### [WHAT NEEDS TO BE DONE]
Exactly as they appear, output all of the records. Skip any images.

### [SOURCE DATA]
_ _ _ _
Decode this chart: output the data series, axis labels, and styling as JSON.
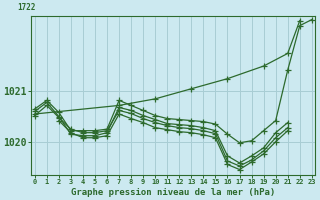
{
  "xlabel": "Graphe pression niveau de la mer (hPa)",
  "bg_color": "#cce9f0",
  "line_color": "#2d6a2d",
  "grid_color": "#a8cdd4",
  "ylim": [
    1019.35,
    1022.5
  ],
  "xlim": [
    -0.3,
    23.3
  ],
  "yticks": [
    1020,
    1021
  ],
  "xticks": [
    0,
    1,
    2,
    3,
    4,
    5,
    6,
    7,
    8,
    9,
    10,
    11,
    12,
    13,
    14,
    15,
    16,
    17,
    18,
    19,
    20,
    21,
    22,
    23
  ],
  "series": [
    {
      "x": [
        0,
        7,
        10,
        13,
        16,
        19,
        21,
        22
      ],
      "y": [
        1020.55,
        1020.72,
        1020.85,
        1021.05,
        1021.25,
        1021.5,
        1021.75,
        1022.4
      ]
    },
    {
      "x": [
        0,
        1,
        2,
        3,
        4,
        5,
        6,
        7,
        8,
        9,
        10,
        11,
        12,
        13,
        14,
        15,
        16,
        17,
        18,
        19,
        20,
        21,
        22,
        23
      ],
      "y": [
        1020.65,
        1020.82,
        1020.58,
        1020.22,
        1020.22,
        1020.22,
        1020.25,
        1020.82,
        1020.72,
        1020.62,
        1020.52,
        1020.46,
        1020.44,
        1020.42,
        1020.4,
        1020.35,
        1020.15,
        1019.98,
        1020.02,
        1020.22,
        1020.42,
        1021.42,
        1022.3,
        1022.42
      ]
    },
    {
      "x": [
        0,
        1,
        2,
        3,
        4,
        5,
        6,
        7,
        8,
        9,
        10,
        11,
        12,
        13,
        14,
        15,
        16,
        17,
        18,
        19,
        20,
        21
      ],
      "y": [
        1020.6,
        1020.78,
        1020.5,
        1020.15,
        1020.12,
        1020.12,
        1020.18,
        1020.68,
        1020.62,
        1020.52,
        1020.44,
        1020.36,
        1020.34,
        1020.32,
        1020.28,
        1020.22,
        1019.72,
        1019.58,
        1019.72,
        1019.88,
        1020.18,
        1020.38
      ]
    },
    {
      "x": [
        0,
        1,
        2,
        3,
        4,
        5,
        6,
        7,
        8,
        9,
        10,
        11,
        12,
        13,
        14,
        15,
        16,
        17,
        18,
        19,
        20,
        21
      ],
      "y": [
        1020.52,
        1020.72,
        1020.48,
        1020.25,
        1020.18,
        1020.18,
        1020.22,
        1020.62,
        1020.56,
        1020.46,
        1020.38,
        1020.32,
        1020.28,
        1020.26,
        1020.22,
        1020.16,
        1019.62,
        1019.52,
        1019.64,
        1019.82,
        1020.08,
        1020.28
      ]
    },
    {
      "x": [
        2,
        3,
        4,
        5,
        6,
        7,
        8,
        9,
        10,
        11,
        12,
        13,
        14,
        15,
        16,
        17,
        18,
        19,
        20,
        21
      ],
      "y": [
        1020.42,
        1020.18,
        1020.08,
        1020.08,
        1020.12,
        1020.55,
        1020.46,
        1020.38,
        1020.28,
        1020.24,
        1020.2,
        1020.18,
        1020.14,
        1020.08,
        1019.55,
        1019.45,
        1019.6,
        1019.76,
        1020.0,
        1020.22
      ]
    }
  ],
  "marker": "+",
  "markersize": 4,
  "linewidth": 0.9
}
_ _ _ _
### [RESULT OF THIS EXERCISE]
Decode this chart: output the data series, axis labels, and styling as JSON.
{
  "xlabel": "Graphe pression niveau de la mer (hPa)",
  "bg_color": "#cce9f0",
  "line_color": "#2d6a2d",
  "grid_color": "#a8cdd4",
  "ylim": [
    1019.35,
    1022.5
  ],
  "xlim": [
    -0.3,
    23.3
  ],
  "yticks": [
    1020,
    1021
  ],
  "xticks": [
    0,
    1,
    2,
    3,
    4,
    5,
    6,
    7,
    8,
    9,
    10,
    11,
    12,
    13,
    14,
    15,
    16,
    17,
    18,
    19,
    20,
    21,
    22,
    23
  ],
  "series": [
    {
      "x": [
        0,
        7,
        10,
        13,
        16,
        19,
        21,
        22
      ],
      "y": [
        1020.55,
        1020.72,
        1020.85,
        1021.05,
        1021.25,
        1021.5,
        1021.75,
        1022.4
      ]
    },
    {
      "x": [
        0,
        1,
        2,
        3,
        4,
        5,
        6,
        7,
        8,
        9,
        10,
        11,
        12,
        13,
        14,
        15,
        16,
        17,
        18,
        19,
        20,
        21,
        22,
        23
      ],
      "y": [
        1020.65,
        1020.82,
        1020.58,
        1020.22,
        1020.22,
        1020.22,
        1020.25,
        1020.82,
        1020.72,
        1020.62,
        1020.52,
        1020.46,
        1020.44,
        1020.42,
        1020.4,
        1020.35,
        1020.15,
        1019.98,
        1020.02,
        1020.22,
        1020.42,
        1021.42,
        1022.3,
        1022.42
      ]
    },
    {
      "x": [
        0,
        1,
        2,
        3,
        4,
        5,
        6,
        7,
        8,
        9,
        10,
        11,
        12,
        13,
        14,
        15,
        16,
        17,
        18,
        19,
        20,
        21
      ],
      "y": [
        1020.6,
        1020.78,
        1020.5,
        1020.15,
        1020.12,
        1020.12,
        1020.18,
        1020.68,
        1020.62,
        1020.52,
        1020.44,
        1020.36,
        1020.34,
        1020.32,
        1020.28,
        1020.22,
        1019.72,
        1019.58,
        1019.72,
        1019.88,
        1020.18,
        1020.38
      ]
    },
    {
      "x": [
        0,
        1,
        2,
        3,
        4,
        5,
        6,
        7,
        8,
        9,
        10,
        11,
        12,
        13,
        14,
        15,
        16,
        17,
        18,
        19,
        20,
        21
      ],
      "y": [
        1020.52,
        1020.72,
        1020.48,
        1020.25,
        1020.18,
        1020.18,
        1020.22,
        1020.62,
        1020.56,
        1020.46,
        1020.38,
        1020.32,
        1020.28,
        1020.26,
        1020.22,
        1020.16,
        1019.62,
        1019.52,
        1019.64,
        1019.82,
        1020.08,
        1020.28
      ]
    },
    {
      "x": [
        2,
        3,
        4,
        5,
        6,
        7,
        8,
        9,
        10,
        11,
        12,
        13,
        14,
        15,
        16,
        17,
        18,
        19,
        20,
        21
      ],
      "y": [
        1020.42,
        1020.18,
        1020.08,
        1020.08,
        1020.12,
        1020.55,
        1020.46,
        1020.38,
        1020.28,
        1020.24,
        1020.2,
        1020.18,
        1020.14,
        1020.08,
        1019.55,
        1019.45,
        1019.6,
        1019.76,
        1020.0,
        1020.22
      ]
    }
  ],
  "marker": "+",
  "markersize": 4,
  "linewidth": 0.9
}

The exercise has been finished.